◆ **Task brief**
Find the string "primary" in the listing and report every line that has it.

• • • • • • •

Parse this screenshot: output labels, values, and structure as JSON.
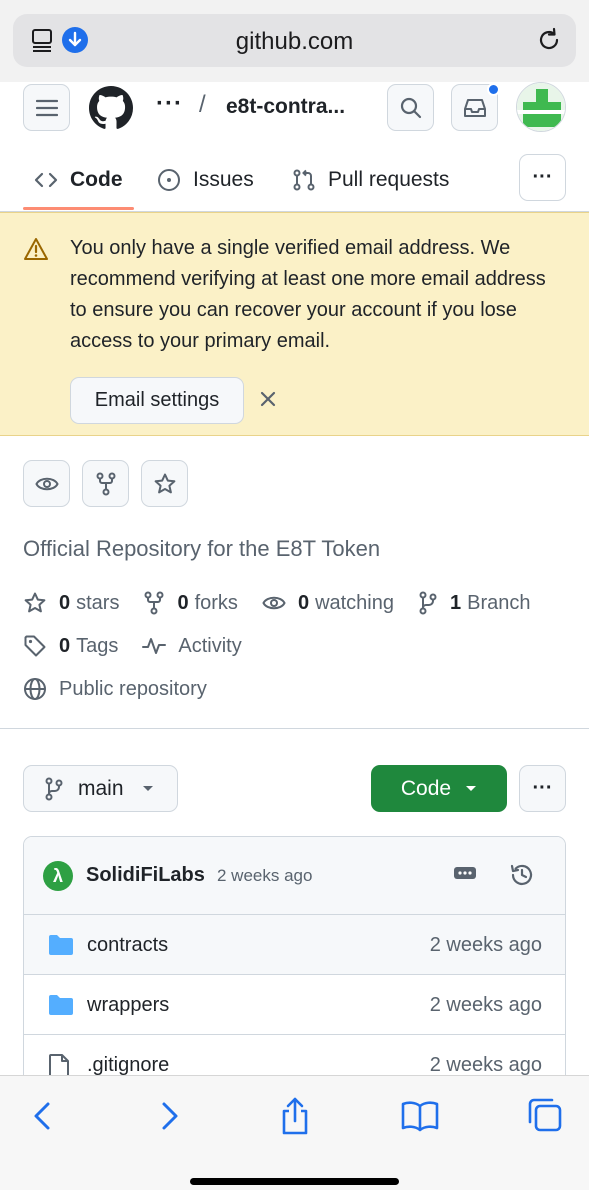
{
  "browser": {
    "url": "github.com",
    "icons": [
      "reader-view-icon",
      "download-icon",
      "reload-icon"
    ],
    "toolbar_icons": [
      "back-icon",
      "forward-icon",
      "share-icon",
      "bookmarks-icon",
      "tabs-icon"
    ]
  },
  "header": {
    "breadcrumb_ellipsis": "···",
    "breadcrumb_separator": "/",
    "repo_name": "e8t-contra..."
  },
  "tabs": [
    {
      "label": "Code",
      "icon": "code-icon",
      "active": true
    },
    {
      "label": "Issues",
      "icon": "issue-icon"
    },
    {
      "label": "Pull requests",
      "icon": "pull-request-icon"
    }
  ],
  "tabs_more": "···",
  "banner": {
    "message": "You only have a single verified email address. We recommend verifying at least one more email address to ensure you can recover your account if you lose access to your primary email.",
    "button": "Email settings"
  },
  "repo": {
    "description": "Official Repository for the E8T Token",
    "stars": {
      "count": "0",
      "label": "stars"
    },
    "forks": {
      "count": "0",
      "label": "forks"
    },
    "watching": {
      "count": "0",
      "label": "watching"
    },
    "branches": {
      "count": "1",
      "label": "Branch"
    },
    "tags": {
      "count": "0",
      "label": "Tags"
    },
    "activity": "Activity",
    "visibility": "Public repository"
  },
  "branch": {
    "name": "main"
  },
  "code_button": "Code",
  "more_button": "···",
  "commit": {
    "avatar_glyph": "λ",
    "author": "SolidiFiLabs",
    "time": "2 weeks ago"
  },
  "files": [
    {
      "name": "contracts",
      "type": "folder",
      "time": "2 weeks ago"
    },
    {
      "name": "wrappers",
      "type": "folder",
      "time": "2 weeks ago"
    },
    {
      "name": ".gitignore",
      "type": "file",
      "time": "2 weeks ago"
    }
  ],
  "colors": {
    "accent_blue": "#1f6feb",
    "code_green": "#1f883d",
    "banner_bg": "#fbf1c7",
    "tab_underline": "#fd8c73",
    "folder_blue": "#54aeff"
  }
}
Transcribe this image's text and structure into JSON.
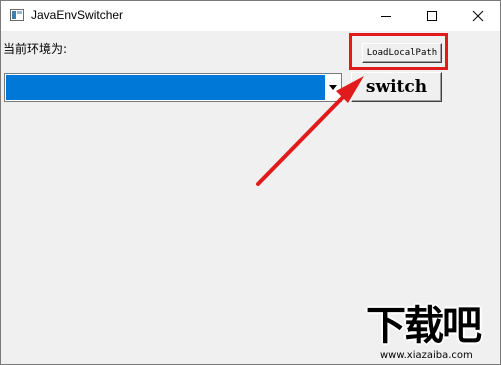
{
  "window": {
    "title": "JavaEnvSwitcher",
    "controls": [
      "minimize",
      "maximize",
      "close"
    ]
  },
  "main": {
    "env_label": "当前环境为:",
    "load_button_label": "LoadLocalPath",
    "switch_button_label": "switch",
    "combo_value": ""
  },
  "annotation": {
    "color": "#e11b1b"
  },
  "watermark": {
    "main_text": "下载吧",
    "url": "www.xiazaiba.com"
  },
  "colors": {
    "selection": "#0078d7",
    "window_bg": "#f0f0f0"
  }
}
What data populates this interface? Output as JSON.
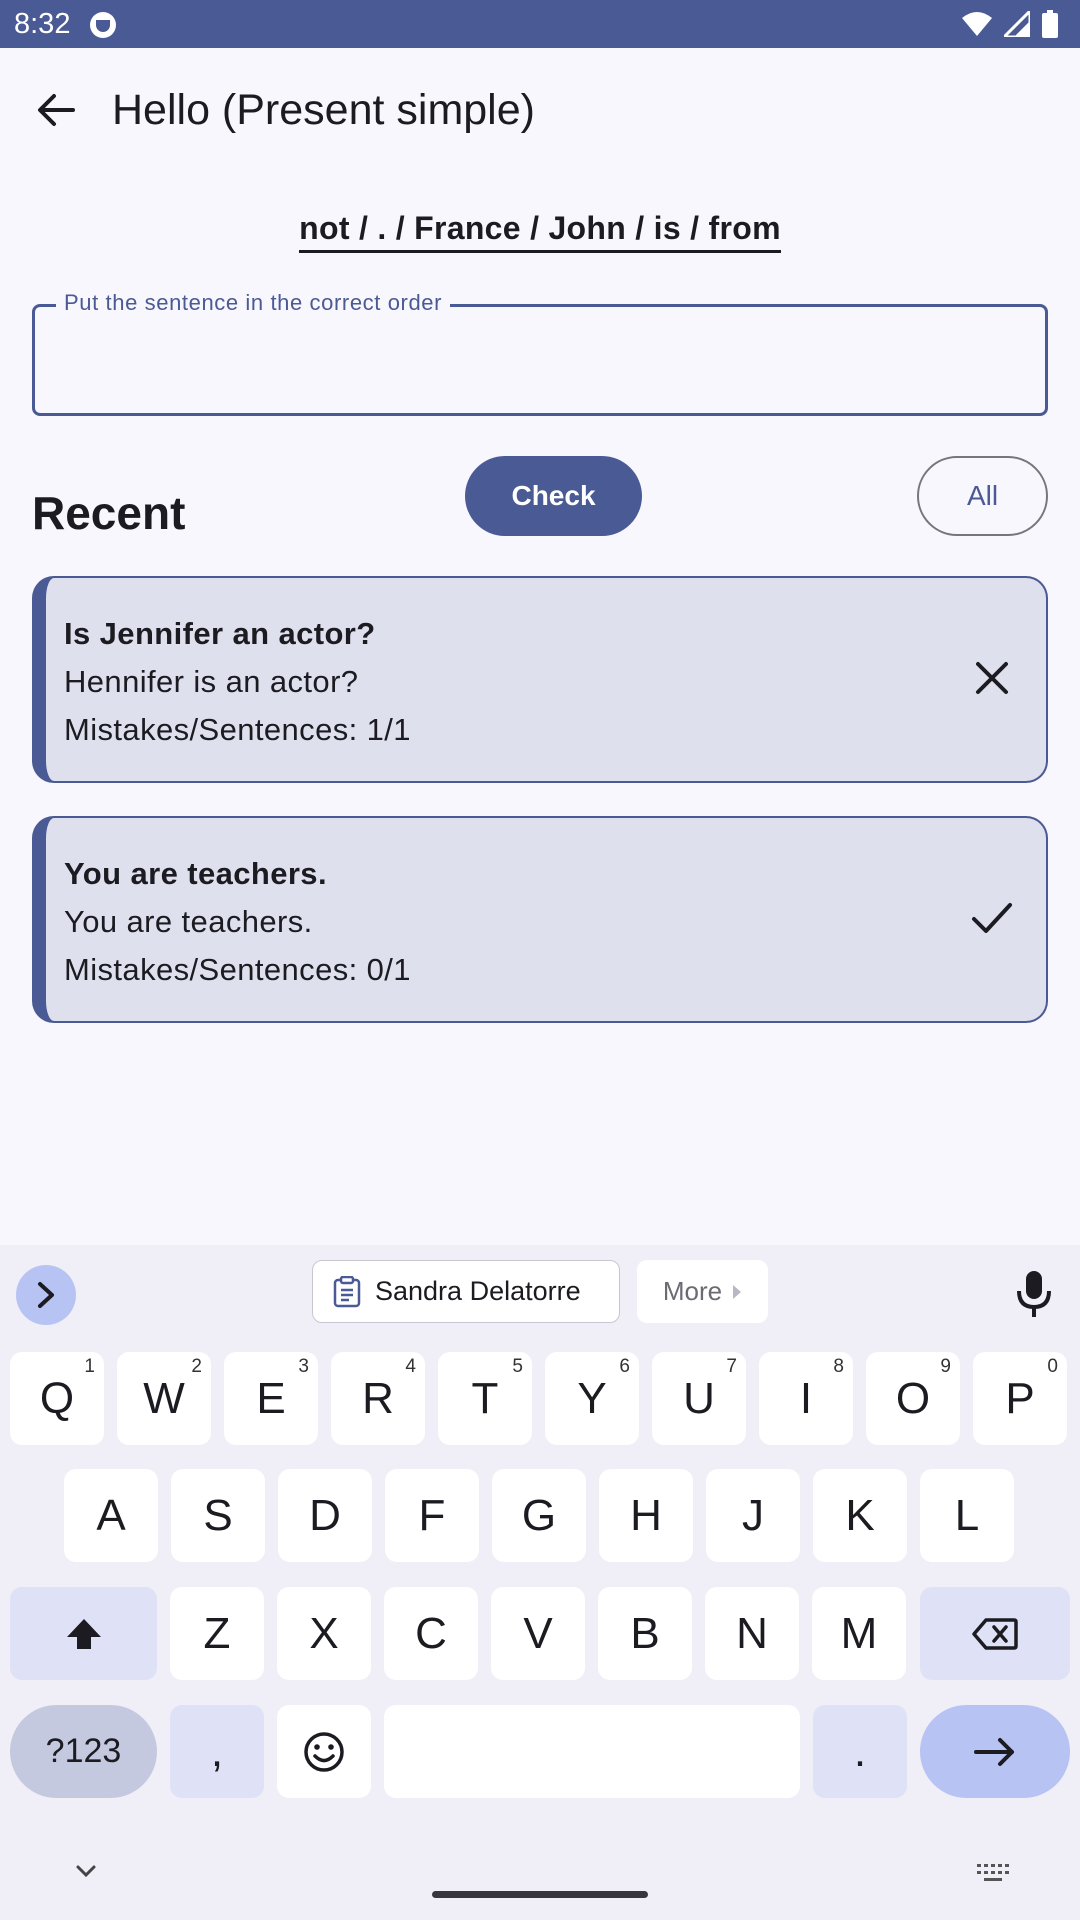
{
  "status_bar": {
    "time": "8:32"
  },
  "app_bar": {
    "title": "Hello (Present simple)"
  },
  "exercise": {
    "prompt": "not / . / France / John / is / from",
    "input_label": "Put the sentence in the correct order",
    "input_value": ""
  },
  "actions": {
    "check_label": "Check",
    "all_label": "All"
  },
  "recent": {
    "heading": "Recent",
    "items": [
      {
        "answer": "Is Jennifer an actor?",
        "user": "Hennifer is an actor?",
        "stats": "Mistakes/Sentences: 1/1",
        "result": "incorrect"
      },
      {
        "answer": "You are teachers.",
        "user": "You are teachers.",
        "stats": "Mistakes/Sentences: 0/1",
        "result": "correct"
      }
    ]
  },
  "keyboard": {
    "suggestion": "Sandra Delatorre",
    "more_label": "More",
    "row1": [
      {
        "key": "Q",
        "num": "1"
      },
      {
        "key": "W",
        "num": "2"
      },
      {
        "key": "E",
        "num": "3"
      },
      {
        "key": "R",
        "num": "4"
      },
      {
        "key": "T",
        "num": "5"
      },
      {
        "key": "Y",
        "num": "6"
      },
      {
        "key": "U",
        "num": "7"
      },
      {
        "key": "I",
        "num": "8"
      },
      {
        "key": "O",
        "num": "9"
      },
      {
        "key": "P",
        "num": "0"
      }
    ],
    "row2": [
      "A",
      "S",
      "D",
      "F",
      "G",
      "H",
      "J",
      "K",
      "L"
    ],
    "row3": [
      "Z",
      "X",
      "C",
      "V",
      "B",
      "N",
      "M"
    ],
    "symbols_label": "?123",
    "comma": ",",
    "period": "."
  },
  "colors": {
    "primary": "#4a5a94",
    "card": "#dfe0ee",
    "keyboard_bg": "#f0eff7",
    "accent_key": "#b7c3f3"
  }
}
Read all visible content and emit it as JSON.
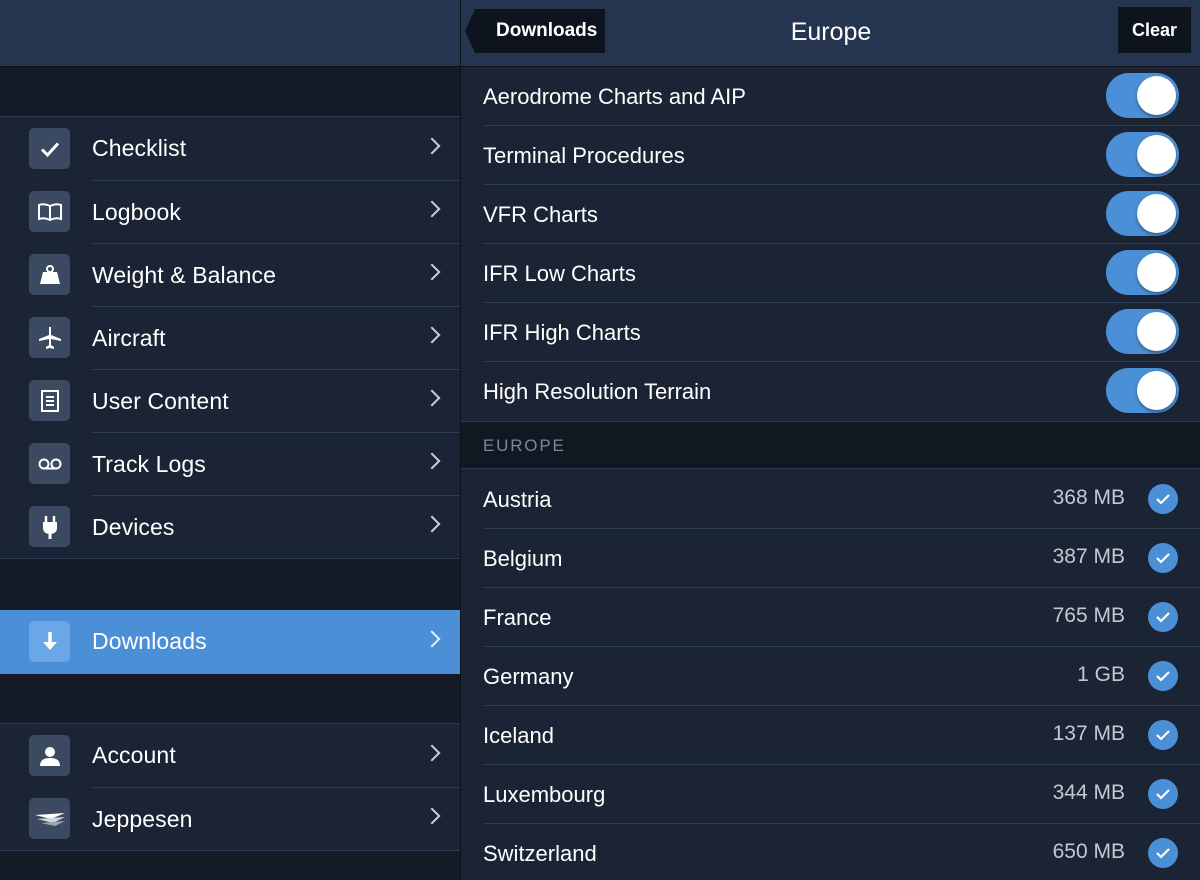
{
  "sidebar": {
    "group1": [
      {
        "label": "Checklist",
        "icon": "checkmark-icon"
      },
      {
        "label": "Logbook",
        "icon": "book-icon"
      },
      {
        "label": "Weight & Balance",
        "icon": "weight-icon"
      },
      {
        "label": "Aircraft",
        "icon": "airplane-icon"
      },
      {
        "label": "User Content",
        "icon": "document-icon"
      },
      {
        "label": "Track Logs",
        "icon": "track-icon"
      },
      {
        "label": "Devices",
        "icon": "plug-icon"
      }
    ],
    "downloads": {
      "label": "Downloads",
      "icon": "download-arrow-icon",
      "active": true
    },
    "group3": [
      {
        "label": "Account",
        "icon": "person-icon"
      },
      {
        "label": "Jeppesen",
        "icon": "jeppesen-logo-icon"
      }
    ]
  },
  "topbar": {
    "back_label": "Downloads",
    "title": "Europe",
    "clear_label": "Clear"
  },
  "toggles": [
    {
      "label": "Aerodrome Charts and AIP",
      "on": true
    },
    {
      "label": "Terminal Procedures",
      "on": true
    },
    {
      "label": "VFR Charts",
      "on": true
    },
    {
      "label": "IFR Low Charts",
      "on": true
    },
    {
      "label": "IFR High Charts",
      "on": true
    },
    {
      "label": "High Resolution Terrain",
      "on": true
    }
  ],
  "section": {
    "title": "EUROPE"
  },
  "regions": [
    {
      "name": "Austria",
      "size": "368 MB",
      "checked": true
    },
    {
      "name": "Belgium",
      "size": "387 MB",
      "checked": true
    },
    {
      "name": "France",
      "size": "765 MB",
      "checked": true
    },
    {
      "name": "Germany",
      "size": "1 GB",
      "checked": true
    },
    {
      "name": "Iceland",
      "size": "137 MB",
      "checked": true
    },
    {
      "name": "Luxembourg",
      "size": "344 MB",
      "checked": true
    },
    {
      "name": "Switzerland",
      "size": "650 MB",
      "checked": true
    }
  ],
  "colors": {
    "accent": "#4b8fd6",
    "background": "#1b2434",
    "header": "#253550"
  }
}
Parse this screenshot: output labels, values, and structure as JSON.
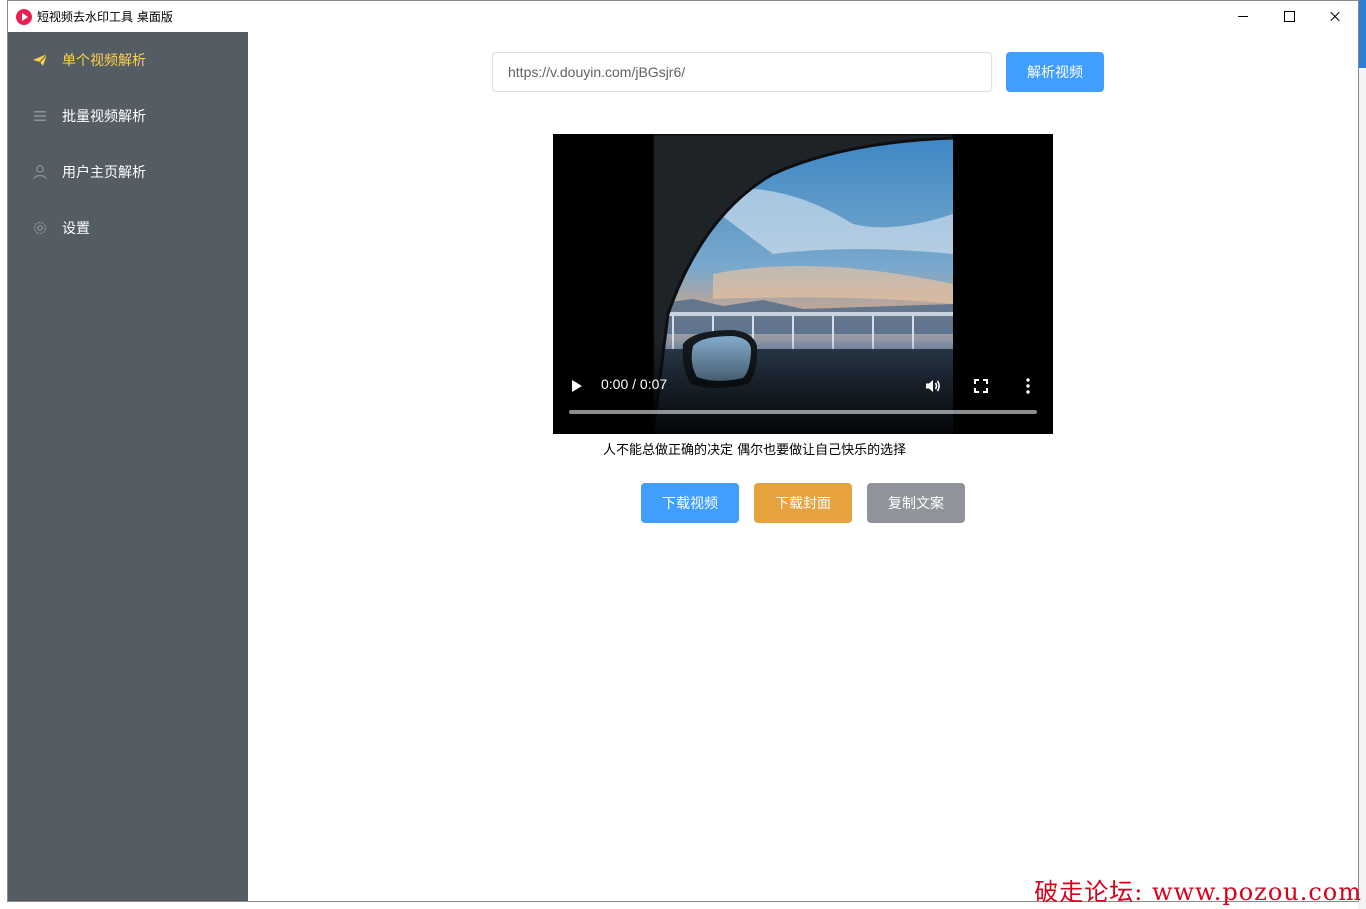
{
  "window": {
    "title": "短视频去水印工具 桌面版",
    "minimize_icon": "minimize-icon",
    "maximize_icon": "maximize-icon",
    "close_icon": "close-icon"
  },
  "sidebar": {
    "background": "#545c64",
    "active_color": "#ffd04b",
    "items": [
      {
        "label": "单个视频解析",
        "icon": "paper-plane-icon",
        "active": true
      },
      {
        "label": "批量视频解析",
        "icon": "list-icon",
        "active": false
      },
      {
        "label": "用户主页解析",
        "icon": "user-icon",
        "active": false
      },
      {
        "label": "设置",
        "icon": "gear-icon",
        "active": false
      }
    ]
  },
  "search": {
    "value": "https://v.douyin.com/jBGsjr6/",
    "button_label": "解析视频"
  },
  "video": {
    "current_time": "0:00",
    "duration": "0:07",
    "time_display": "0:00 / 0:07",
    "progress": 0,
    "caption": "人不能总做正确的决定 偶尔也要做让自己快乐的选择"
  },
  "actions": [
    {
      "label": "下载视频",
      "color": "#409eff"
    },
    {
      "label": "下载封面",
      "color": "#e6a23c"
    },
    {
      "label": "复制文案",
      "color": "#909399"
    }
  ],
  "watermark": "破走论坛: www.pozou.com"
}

• • • • • • •

◆ **Solution to this problem**
    "message": "You only have a single verified email address. We recommend verifying at least one more email address to ensure you can recover your account if you lose access to your primary email.",
    "primary": "#4a5a94",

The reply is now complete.